- [Your objective]:
Each entry must be given again exactly; images do not belong in the copy.

- [Supplied data]:

****

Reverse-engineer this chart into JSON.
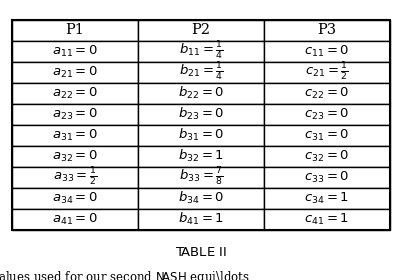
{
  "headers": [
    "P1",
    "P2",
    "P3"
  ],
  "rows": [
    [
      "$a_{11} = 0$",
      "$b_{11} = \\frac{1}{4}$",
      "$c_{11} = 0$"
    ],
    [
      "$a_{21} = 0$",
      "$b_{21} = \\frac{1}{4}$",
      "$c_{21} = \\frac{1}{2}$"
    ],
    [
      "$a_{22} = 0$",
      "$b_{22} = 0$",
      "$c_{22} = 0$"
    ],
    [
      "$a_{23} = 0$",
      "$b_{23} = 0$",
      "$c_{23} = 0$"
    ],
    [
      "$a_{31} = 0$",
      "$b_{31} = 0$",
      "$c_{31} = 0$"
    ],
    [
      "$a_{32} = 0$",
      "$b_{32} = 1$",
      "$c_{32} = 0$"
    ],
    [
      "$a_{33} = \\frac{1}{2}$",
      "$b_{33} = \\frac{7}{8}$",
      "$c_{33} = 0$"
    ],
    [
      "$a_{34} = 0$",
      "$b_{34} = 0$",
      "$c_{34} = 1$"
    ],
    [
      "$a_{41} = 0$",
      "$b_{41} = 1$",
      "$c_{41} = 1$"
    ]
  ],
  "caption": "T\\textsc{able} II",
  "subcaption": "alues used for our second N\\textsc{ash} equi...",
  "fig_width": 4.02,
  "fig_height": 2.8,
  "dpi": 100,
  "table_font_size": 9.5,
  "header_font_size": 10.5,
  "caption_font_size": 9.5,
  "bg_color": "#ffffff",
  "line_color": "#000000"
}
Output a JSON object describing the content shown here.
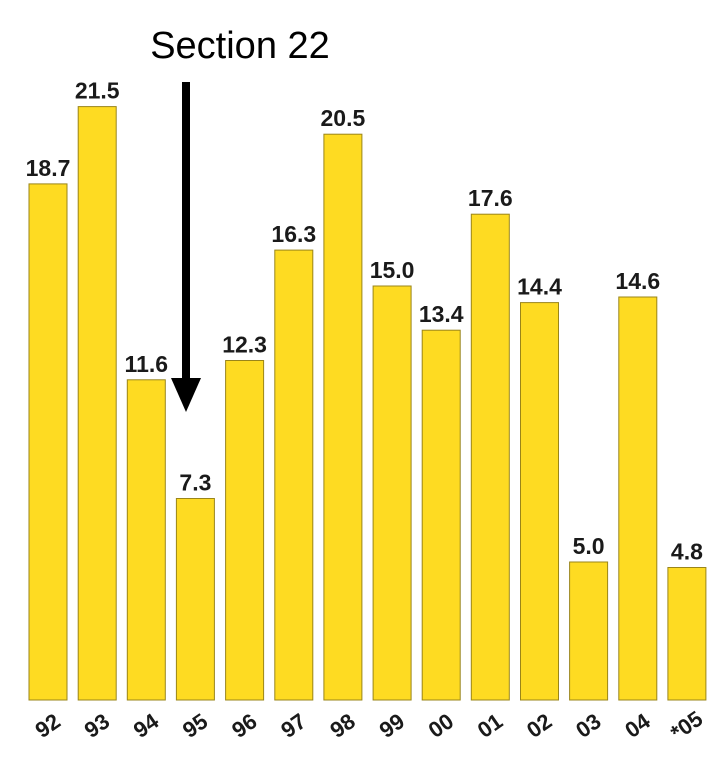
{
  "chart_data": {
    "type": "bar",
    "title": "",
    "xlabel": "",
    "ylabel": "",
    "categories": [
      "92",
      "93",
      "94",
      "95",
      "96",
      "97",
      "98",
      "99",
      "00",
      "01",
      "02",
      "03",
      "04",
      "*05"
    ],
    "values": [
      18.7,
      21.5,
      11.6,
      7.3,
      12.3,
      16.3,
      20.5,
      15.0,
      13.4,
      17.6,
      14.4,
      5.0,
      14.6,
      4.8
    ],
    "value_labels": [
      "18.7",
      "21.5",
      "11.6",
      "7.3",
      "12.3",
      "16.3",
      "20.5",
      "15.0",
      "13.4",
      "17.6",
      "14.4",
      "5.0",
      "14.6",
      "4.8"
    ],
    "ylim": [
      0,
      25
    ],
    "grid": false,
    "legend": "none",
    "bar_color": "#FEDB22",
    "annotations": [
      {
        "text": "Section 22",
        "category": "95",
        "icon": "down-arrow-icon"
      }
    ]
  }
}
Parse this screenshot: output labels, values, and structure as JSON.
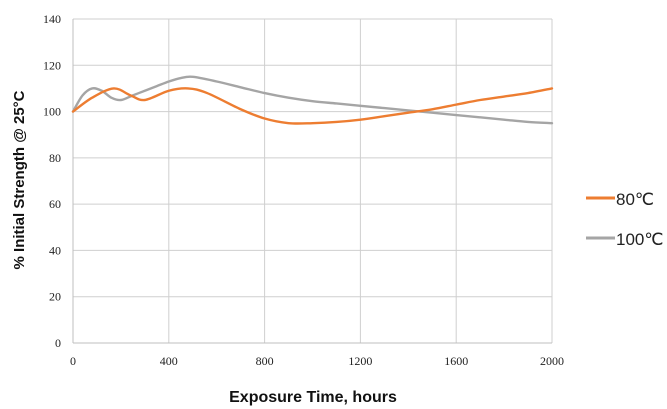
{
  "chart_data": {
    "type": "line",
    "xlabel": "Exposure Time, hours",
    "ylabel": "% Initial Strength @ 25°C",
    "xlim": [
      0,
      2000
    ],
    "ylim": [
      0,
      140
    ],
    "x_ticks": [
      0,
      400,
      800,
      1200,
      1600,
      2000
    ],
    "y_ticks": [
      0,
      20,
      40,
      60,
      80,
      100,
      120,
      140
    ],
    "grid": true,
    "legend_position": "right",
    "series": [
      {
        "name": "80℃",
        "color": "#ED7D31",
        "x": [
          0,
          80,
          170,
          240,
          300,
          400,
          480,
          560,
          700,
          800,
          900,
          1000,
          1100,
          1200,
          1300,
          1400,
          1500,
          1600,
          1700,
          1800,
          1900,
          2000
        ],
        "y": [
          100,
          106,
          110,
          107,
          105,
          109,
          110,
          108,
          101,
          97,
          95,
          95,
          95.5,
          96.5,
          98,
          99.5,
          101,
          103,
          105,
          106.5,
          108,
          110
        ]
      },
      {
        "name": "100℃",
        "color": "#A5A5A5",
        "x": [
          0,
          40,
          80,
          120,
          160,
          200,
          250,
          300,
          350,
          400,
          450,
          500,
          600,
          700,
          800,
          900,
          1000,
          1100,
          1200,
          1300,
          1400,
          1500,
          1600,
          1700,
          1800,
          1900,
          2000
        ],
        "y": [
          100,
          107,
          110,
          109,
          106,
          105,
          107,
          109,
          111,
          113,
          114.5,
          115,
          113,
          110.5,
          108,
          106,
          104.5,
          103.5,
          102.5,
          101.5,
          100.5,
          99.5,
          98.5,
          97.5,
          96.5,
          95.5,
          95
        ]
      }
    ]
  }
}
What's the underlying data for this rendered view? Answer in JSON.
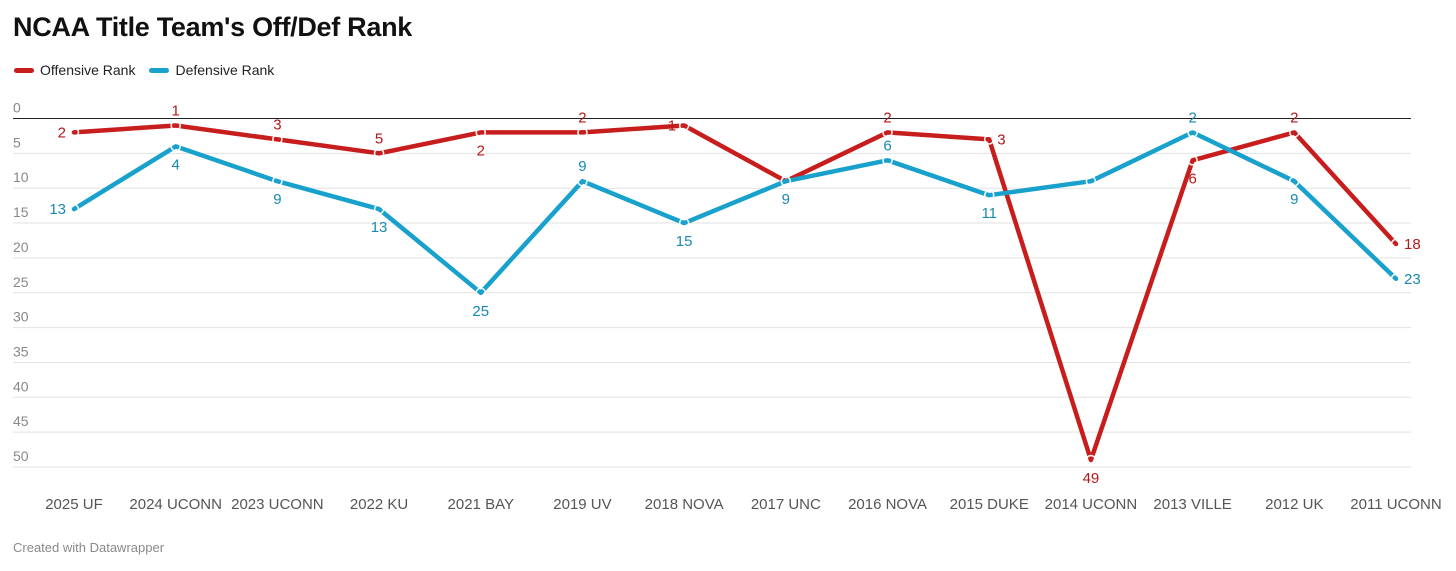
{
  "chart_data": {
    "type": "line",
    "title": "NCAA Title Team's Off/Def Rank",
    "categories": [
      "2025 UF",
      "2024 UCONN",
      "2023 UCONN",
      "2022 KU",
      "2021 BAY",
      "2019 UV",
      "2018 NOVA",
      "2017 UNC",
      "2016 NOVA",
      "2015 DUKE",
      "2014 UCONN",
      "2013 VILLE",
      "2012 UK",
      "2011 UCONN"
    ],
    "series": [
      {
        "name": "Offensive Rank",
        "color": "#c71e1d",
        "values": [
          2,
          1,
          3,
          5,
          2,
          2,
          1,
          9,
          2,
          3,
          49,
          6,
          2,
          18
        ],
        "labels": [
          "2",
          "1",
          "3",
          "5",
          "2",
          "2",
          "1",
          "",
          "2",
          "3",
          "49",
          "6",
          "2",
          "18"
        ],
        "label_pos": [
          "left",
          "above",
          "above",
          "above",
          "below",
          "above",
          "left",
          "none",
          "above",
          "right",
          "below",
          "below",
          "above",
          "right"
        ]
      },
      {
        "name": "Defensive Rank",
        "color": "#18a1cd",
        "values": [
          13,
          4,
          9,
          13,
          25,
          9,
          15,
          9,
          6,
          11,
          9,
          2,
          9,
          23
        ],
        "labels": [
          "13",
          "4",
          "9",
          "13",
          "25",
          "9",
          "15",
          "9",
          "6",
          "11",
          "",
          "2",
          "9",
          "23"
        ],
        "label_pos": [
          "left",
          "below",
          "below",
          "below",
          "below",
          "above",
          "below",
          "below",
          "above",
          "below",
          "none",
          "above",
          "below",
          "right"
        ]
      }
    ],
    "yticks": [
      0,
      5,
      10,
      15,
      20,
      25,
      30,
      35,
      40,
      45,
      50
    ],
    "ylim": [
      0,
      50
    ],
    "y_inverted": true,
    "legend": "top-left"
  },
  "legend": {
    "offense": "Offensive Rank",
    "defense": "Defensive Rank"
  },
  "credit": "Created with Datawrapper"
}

****

- [Output for this exercise]:
Reverse-engineer this chart into JSON.
{
  "headers": [
    "P1",
    "P2",
    "P3"
  ],
  "rows": [
    [
      "$a_{11} = 0$",
      "$b_{11} = \\frac{1}{4}$",
      "$c_{11} = 0$"
    ],
    [
      "$a_{21} = 0$",
      "$b_{21} = \\frac{1}{4}$",
      "$c_{21} = \\frac{1}{2}$"
    ],
    [
      "$a_{22} = 0$",
      "$b_{22} = 0$",
      "$c_{22} = 0$"
    ],
    [
      "$a_{23} = 0$",
      "$b_{23} = 0$",
      "$c_{23} = 0$"
    ],
    [
      "$a_{31} = 0$",
      "$b_{31} = 0$",
      "$c_{31} = 0$"
    ],
    [
      "$a_{32} = 0$",
      "$b_{32} = 1$",
      "$c_{32} = 0$"
    ],
    [
      "$a_{33} = \\frac{1}{2}$",
      "$b_{33} = \\frac{7}{8}$",
      "$c_{33} = 0$"
    ],
    [
      "$a_{34} = 0$",
      "$b_{34} = 0$",
      "$c_{34} = 1$"
    ],
    [
      "$a_{41} = 0$",
      "$b_{41} = 1$",
      "$c_{41} = 1$"
    ]
  ],
  "caption": "T\\textsc{able} II",
  "subcaption": "alues used for our second N\\textsc{ash} equi...",
  "fig_width": 4.02,
  "fig_height": 2.8,
  "dpi": 100,
  "table_font_size": 9.5,
  "header_font_size": 10.5,
  "caption_font_size": 9.5,
  "bg_color": "#ffffff",
  "line_color": "#000000"
}
Output a JSON object describing the content shown here.
{
  "chart_data": {
    "type": "bar",
    "title": "",
    "xlabel": "",
    "ylabel": "",
    "categories": [
      "92",
      "93",
      "94",
      "95",
      "96",
      "97",
      "98",
      "99",
      "00",
      "01",
      "02",
      "03",
      "04",
      "*05"
    ],
    "values": [
      18.7,
      21.5,
      11.6,
      7.3,
      12.3,
      16.3,
      20.5,
      15.0,
      13.4,
      17.6,
      14.4,
      5.0,
      14.6,
      4.8
    ],
    "value_labels": [
      "18.7",
      "21.5",
      "11.6",
      "7.3",
      "12.3",
      "16.3",
      "20.5",
      "15.0",
      "13.4",
      "17.6",
      "14.4",
      "5.0",
      "14.6",
      "4.8"
    ],
    "ylim": [
      0,
      25
    ],
    "grid": false,
    "legend": "none",
    "bar_color": "#FEDB22",
    "annotations": [
      {
        "text": "Section 22",
        "category": "95",
        "icon": "down-arrow-icon"
      }
    ]
  }
}
Parse this screenshot: output labels, values, and structure as JSON.
{
  "chart_data": {
    "type": "line",
    "xlabel": "Exposure Time, hours",
    "ylabel": "% Initial Strength @ 25°C",
    "xlim": [
      0,
      2000
    ],
    "ylim": [
      0,
      140
    ],
    "x_ticks": [
      0,
      400,
      800,
      1200,
      1600,
      2000
    ],
    "y_ticks": [
      0,
      20,
      40,
      60,
      80,
      100,
      120,
      140
    ],
    "grid": true,
    "legend_position": "right",
    "series": [
      {
        "name": "80℃",
        "color": "#ED7D31",
        "x": [
          0,
          80,
          170,
          240,
          300,
          400,
          480,
          560,
          700,
          800,
          900,
          1000,
          1100,
          1200,
          1300,
          1400,
          1500,
          1600,
          1700,
          1800,
          1900,
          2000
        ],
        "y": [
          100,
          106,
          110,
          107,
          105,
          109,
          110,
          108,
          101,
          97,
          95,
          95,
          95.5,
          96.5,
          98,
          99.5,
          101,
          103,
          105,
          106.5,
          108,
          110
        ]
      },
      {
        "name": "100℃",
        "color": "#A5A5A5",
        "x": [
          0,
          40,
          80,
          120,
          160,
          200,
          250,
          300,
          350,
          400,
          450,
          500,
          600,
          700,
          800,
          900,
          1000,
          1100,
          1200,
          1300,
          1400,
          1500,
          1600,
          1700,
          1800,
          1900,
          2000
        ],
        "y": [
          100,
          107,
          110,
          109,
          106,
          105,
          107,
          109,
          111,
          113,
          114.5,
          115,
          113,
          110.5,
          108,
          106,
          104.5,
          103.5,
          102.5,
          101.5,
          100.5,
          99.5,
          98.5,
          97.5,
          96.5,
          95.5,
          95
        ]
      }
    ]
  }
}
What's the underlying data for this rendered view? Answer in JSON.
{
  "chart_data": {
    "type": "line",
    "title": "NCAA Title Team's Off/Def Rank",
    "categories": [
      "2025 UF",
      "2024 UCONN",
      "2023 UCONN",
      "2022 KU",
      "2021 BAY",
      "2019 UV",
      "2018 NOVA",
      "2017 UNC",
      "2016 NOVA",
      "2015 DUKE",
      "2014 UCONN",
      "2013 VILLE",
      "2012 UK",
      "2011 UCONN"
    ],
    "series": [
      {
        "name": "Offensive Rank",
        "color": "#c71e1d",
        "values": [
          2,
          1,
          3,
          5,
          2,
          2,
          1,
          9,
          2,
          3,
          49,
          6,
          2,
          18
        ],
        "labels": [
          "2",
          "1",
          "3",
          "5",
          "2",
          "2",
          "1",
          "",
          "2",
          "3",
          "49",
          "6",
          "2",
          "18"
        ],
        "label_pos": [
          "left",
          "above",
          "above",
          "above",
          "below",
          "above",
          "left",
          "none",
          "above",
          "right",
          "below",
          "below",
          "above",
          "right"
        ]
      },
      {
        "name": "Defensive Rank",
        "color": "#18a1cd",
        "values": [
          13,
          4,
          9,
          13,
          25,
          9,
          15,
          9,
          6,
          11,
          9,
          2,
          9,
          23
        ],
        "labels": [
          "13",
          "4",
          "9",
          "13",
          "25",
          "9",
          "15",
          "9",
          "6",
          "11",
          "",
          "2",
          "9",
          "23"
        ],
        "label_pos": [
          "left",
          "below",
          "below",
          "below",
          "below",
          "above",
          "below",
          "below",
          "above",
          "below",
          "none",
          "above",
          "below",
          "right"
        ]
      }
    ],
    "yticks": [
      0,
      5,
      10,
      15,
      20,
      25,
      30,
      35,
      40,
      45,
      50
    ],
    "ylim": [
      0,
      50
    ],
    "y_inverted": true,
    "legend": "top-left"
  },
  "legend": {
    "offense": "Offensive Rank",
    "defense": "Defensive Rank"
  },
  "credit": "Created with Datawrapper"
}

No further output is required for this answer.